__Stated problem__. Find and return each line containing "слезный".

-- START Dataset extract --

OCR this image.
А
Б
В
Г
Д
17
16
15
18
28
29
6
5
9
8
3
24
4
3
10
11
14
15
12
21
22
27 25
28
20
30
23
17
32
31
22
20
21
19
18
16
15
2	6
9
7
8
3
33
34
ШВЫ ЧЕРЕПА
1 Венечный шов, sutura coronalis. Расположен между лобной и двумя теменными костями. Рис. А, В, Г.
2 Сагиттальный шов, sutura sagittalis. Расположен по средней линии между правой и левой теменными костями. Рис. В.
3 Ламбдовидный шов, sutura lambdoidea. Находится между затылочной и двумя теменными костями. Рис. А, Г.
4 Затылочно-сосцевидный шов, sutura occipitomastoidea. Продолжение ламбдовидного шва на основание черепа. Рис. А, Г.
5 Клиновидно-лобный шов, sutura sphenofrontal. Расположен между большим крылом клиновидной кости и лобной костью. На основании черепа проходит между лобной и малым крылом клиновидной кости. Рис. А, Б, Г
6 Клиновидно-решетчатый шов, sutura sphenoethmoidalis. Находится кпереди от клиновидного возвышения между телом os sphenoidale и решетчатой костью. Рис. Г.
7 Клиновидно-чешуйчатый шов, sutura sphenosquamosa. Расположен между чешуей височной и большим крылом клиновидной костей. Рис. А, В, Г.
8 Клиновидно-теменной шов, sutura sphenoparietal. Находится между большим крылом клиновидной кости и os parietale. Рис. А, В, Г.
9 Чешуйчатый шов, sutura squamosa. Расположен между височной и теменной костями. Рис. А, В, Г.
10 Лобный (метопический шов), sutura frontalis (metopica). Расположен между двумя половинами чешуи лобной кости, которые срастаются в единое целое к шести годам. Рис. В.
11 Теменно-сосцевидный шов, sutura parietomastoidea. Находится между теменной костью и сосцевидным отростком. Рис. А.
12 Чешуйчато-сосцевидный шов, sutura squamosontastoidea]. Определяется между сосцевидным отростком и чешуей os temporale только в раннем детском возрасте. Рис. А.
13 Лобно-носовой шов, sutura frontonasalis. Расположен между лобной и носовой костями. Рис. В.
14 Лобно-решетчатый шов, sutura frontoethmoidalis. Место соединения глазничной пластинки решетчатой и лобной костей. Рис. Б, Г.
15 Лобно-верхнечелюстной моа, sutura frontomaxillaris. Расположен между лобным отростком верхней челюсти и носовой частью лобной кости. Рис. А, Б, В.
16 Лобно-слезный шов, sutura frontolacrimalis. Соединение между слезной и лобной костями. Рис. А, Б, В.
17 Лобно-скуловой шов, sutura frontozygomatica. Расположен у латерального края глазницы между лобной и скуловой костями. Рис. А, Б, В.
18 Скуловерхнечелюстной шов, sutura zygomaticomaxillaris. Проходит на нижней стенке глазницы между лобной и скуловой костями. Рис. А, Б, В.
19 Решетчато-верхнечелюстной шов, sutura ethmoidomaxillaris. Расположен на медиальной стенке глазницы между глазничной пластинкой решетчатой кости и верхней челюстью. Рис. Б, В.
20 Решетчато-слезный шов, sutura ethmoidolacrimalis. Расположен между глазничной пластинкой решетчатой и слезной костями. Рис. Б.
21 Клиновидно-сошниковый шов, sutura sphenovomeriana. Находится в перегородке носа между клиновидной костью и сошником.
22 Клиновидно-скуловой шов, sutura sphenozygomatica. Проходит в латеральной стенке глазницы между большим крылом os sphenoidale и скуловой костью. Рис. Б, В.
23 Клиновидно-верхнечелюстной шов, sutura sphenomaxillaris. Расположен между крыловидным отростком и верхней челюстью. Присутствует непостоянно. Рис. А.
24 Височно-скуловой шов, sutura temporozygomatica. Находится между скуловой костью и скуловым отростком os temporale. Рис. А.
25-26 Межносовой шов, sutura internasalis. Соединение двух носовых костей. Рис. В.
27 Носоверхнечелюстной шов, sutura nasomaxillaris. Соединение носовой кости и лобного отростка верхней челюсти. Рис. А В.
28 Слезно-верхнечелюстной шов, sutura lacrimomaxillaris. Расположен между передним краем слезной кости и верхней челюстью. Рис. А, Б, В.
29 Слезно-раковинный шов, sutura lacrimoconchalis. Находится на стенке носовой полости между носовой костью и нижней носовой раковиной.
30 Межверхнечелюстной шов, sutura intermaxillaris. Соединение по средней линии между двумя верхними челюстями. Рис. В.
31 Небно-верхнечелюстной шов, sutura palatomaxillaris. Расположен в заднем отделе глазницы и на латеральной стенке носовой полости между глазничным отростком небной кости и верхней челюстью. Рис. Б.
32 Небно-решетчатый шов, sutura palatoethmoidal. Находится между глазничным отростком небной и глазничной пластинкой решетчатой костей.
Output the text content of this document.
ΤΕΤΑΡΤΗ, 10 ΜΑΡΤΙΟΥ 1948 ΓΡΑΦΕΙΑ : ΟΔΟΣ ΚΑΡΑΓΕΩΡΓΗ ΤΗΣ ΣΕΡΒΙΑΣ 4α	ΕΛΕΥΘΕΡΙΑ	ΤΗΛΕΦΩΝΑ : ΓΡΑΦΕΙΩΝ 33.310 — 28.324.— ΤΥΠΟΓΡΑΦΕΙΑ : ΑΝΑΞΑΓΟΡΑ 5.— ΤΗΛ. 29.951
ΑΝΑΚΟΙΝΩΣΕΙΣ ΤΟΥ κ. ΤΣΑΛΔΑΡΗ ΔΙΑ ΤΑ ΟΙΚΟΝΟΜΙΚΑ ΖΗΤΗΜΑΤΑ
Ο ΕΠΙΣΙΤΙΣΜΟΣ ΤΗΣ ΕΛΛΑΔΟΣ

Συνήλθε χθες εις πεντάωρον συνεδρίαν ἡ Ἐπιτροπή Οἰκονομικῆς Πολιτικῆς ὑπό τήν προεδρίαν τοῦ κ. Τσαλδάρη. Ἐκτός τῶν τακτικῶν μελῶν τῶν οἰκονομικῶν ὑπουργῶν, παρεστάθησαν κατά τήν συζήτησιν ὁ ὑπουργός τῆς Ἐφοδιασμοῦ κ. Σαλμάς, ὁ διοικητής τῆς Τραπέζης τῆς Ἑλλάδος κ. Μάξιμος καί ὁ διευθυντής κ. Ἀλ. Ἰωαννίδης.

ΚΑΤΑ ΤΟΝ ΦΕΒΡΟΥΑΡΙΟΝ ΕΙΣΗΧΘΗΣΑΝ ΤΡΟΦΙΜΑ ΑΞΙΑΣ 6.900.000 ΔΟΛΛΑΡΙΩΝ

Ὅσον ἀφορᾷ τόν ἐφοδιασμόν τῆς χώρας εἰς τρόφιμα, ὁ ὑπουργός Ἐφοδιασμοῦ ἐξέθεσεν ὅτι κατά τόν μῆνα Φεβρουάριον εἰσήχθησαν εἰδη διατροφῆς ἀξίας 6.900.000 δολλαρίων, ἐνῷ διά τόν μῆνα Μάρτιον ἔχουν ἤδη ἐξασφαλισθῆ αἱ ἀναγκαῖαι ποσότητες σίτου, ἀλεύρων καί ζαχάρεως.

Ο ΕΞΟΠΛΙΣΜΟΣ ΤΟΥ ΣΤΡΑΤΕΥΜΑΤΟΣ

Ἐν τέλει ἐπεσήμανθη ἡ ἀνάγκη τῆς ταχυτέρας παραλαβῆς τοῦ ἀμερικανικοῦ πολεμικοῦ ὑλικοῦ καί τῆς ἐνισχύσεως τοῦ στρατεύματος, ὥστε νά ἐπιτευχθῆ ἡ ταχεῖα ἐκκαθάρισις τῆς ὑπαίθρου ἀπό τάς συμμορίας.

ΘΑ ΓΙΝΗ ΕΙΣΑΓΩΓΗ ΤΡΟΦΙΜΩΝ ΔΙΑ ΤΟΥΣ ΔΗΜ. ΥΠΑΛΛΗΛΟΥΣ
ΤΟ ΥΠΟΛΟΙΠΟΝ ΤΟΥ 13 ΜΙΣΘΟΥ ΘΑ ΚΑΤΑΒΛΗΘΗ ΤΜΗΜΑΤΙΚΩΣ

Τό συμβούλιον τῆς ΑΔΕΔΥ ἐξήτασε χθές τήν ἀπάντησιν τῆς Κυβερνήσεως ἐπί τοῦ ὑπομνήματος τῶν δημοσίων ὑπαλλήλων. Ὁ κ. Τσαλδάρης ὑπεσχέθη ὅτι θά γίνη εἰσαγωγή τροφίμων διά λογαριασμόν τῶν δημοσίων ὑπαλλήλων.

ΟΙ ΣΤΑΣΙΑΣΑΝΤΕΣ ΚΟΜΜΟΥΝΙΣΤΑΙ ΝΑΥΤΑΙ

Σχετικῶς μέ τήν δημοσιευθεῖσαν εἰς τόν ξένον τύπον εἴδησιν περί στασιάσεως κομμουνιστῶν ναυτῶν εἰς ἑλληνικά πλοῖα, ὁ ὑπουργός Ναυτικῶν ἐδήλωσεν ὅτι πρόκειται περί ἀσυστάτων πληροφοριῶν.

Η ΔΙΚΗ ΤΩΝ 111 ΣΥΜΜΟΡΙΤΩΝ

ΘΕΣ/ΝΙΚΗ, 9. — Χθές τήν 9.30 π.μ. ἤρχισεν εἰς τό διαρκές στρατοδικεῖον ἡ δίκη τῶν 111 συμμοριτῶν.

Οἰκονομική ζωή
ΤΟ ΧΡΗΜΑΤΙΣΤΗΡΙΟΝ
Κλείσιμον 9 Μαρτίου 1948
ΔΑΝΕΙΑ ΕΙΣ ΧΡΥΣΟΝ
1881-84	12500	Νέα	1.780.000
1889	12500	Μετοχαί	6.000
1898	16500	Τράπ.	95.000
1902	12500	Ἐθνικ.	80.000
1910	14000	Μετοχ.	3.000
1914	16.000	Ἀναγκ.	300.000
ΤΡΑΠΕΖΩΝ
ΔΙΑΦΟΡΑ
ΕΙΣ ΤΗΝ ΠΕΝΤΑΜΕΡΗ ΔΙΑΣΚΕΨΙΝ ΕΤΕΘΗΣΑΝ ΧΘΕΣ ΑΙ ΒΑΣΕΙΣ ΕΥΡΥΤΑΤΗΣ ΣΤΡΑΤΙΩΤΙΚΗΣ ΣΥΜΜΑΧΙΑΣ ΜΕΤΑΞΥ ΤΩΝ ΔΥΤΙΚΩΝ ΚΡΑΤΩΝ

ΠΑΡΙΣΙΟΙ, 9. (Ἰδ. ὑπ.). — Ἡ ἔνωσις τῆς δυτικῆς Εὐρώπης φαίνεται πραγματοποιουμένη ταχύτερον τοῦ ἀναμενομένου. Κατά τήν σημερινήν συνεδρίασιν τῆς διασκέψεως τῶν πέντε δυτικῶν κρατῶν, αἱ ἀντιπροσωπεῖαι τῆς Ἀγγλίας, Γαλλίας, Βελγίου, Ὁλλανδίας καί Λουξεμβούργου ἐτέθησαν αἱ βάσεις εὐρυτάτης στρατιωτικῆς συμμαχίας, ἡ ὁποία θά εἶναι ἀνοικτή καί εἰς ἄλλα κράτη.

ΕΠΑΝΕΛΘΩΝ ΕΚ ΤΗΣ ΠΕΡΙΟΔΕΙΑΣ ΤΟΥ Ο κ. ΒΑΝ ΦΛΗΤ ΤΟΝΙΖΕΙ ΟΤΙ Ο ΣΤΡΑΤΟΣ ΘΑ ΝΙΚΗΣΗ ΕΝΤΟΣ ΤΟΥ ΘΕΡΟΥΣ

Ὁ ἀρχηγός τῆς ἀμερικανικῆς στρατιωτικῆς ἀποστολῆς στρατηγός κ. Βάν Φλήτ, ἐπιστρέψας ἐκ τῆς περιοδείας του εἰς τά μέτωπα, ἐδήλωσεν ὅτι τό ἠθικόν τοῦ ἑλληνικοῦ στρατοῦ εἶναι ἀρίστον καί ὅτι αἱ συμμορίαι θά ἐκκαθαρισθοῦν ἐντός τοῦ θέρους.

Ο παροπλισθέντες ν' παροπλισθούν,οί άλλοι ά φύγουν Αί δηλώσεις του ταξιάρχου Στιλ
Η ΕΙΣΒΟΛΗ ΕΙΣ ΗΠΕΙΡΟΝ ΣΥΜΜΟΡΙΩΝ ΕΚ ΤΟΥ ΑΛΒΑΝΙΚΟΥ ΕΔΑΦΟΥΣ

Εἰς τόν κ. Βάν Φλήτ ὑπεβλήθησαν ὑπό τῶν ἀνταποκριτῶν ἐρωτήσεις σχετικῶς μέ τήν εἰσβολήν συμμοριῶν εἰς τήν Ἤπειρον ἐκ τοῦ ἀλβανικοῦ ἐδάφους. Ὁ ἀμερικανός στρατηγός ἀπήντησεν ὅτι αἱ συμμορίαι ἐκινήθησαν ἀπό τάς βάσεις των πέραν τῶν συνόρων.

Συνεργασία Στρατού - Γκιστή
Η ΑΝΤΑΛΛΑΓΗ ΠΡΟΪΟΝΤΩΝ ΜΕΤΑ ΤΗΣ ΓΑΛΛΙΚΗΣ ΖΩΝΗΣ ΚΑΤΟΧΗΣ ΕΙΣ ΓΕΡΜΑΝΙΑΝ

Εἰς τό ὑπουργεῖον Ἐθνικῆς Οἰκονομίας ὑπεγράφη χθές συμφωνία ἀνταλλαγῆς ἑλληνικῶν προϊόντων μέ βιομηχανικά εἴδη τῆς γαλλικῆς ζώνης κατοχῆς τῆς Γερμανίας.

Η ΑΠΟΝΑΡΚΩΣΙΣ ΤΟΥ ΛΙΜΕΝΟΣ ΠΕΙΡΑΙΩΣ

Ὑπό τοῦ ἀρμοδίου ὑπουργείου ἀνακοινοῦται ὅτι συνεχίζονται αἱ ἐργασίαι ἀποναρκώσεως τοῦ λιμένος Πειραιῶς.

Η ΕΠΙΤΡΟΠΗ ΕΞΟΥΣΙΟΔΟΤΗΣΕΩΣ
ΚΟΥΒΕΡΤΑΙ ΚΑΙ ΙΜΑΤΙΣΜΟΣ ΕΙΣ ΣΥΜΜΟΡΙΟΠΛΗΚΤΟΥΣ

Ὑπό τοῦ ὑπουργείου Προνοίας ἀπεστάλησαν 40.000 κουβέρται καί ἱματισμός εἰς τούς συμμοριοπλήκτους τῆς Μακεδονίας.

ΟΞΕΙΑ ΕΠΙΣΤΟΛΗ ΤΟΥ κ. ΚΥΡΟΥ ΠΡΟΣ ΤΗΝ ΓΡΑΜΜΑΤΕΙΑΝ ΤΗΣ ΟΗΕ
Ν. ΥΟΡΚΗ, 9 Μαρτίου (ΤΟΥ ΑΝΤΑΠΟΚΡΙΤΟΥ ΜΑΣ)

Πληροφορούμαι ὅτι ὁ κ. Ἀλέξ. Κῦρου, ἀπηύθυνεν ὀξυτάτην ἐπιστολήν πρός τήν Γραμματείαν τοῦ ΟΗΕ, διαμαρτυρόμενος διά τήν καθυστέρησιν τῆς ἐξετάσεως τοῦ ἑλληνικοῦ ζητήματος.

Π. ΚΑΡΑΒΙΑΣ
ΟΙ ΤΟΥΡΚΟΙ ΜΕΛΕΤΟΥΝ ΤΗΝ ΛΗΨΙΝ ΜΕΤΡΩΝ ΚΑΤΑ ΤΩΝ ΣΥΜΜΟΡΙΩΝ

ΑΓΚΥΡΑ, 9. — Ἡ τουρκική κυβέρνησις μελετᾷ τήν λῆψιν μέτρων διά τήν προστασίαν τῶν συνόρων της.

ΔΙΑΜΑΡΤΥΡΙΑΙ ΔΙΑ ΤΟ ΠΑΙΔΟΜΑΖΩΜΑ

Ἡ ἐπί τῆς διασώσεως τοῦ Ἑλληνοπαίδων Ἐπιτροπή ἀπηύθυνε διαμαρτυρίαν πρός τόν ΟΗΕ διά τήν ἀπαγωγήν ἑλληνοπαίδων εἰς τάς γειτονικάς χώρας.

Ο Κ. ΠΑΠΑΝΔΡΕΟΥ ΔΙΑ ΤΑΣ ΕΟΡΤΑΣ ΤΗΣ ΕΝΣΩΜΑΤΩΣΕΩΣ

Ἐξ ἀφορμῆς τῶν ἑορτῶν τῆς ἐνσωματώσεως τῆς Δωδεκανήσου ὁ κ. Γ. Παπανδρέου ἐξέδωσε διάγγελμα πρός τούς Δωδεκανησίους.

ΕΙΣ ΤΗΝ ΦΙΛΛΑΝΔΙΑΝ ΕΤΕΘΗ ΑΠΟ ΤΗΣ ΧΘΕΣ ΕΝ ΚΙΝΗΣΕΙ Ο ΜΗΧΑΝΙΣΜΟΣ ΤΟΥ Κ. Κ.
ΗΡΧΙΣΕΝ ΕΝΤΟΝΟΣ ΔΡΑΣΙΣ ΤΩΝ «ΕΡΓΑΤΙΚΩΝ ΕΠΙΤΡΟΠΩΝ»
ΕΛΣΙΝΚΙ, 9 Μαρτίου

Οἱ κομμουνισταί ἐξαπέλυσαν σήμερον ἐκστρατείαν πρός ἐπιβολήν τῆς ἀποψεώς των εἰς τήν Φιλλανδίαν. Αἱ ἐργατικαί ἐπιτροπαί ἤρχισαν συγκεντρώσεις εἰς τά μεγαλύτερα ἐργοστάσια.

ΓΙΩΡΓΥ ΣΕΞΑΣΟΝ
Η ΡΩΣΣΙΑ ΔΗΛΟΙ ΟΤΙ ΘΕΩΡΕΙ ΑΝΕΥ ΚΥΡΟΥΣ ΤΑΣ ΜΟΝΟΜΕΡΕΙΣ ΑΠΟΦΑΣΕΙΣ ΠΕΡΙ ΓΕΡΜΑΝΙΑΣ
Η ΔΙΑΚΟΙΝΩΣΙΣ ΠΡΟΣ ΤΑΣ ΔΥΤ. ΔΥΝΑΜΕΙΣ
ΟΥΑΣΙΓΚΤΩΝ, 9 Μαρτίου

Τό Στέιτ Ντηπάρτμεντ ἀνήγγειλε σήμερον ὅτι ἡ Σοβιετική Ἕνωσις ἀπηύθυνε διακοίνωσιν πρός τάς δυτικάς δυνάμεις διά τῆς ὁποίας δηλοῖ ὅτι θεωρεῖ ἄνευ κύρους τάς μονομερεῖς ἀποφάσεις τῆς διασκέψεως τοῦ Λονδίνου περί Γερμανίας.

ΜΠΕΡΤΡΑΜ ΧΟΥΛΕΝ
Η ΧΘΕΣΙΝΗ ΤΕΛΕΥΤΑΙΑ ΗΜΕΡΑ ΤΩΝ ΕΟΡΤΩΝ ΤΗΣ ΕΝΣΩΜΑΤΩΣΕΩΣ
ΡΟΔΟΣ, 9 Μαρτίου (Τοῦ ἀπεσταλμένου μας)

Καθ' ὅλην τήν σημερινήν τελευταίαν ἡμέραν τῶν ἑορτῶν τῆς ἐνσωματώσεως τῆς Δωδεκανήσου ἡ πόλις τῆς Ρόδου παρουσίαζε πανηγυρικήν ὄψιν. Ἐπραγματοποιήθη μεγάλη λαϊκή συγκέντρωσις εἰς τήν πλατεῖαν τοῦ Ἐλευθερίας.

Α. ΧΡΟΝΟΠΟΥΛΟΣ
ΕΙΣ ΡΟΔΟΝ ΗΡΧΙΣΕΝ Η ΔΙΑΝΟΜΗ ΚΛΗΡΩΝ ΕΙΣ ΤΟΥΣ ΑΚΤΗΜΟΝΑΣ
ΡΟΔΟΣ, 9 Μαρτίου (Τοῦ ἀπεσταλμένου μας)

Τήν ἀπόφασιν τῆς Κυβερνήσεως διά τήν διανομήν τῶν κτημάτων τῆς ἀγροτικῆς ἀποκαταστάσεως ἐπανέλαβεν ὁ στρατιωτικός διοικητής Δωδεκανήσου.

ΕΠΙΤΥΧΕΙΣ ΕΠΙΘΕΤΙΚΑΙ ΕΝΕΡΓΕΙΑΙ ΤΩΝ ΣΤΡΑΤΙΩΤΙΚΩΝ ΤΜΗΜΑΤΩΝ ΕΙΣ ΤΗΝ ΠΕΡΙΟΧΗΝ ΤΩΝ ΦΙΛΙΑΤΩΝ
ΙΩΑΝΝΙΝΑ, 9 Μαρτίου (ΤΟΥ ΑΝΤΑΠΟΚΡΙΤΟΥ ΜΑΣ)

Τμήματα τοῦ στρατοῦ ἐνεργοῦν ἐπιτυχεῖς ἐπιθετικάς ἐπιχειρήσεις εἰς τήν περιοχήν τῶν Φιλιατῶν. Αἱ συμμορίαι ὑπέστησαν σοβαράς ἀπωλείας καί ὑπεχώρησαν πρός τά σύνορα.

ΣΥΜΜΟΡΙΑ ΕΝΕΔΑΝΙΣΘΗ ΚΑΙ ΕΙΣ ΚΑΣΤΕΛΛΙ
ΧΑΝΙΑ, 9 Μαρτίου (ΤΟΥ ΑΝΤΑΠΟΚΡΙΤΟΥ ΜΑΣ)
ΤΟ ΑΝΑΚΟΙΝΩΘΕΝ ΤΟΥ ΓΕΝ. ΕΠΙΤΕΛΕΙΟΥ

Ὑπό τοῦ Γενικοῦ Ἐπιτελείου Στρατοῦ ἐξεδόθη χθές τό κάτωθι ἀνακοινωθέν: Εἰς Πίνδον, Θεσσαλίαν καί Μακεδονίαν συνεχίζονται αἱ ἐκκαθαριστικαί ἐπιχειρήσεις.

-- END Dataset extract --

__Answer to this exercise__.
16 Лобно-слезный шов, sutura frontolacrimalis. Соединение между слезной и лобной костями. Рис. А, Б, В.
20 Решетчато-слезный шов, sutura ethmoidolacrimalis. Расположен между глазничной пластинкой решетчатой и слезной костями. Рис. Б.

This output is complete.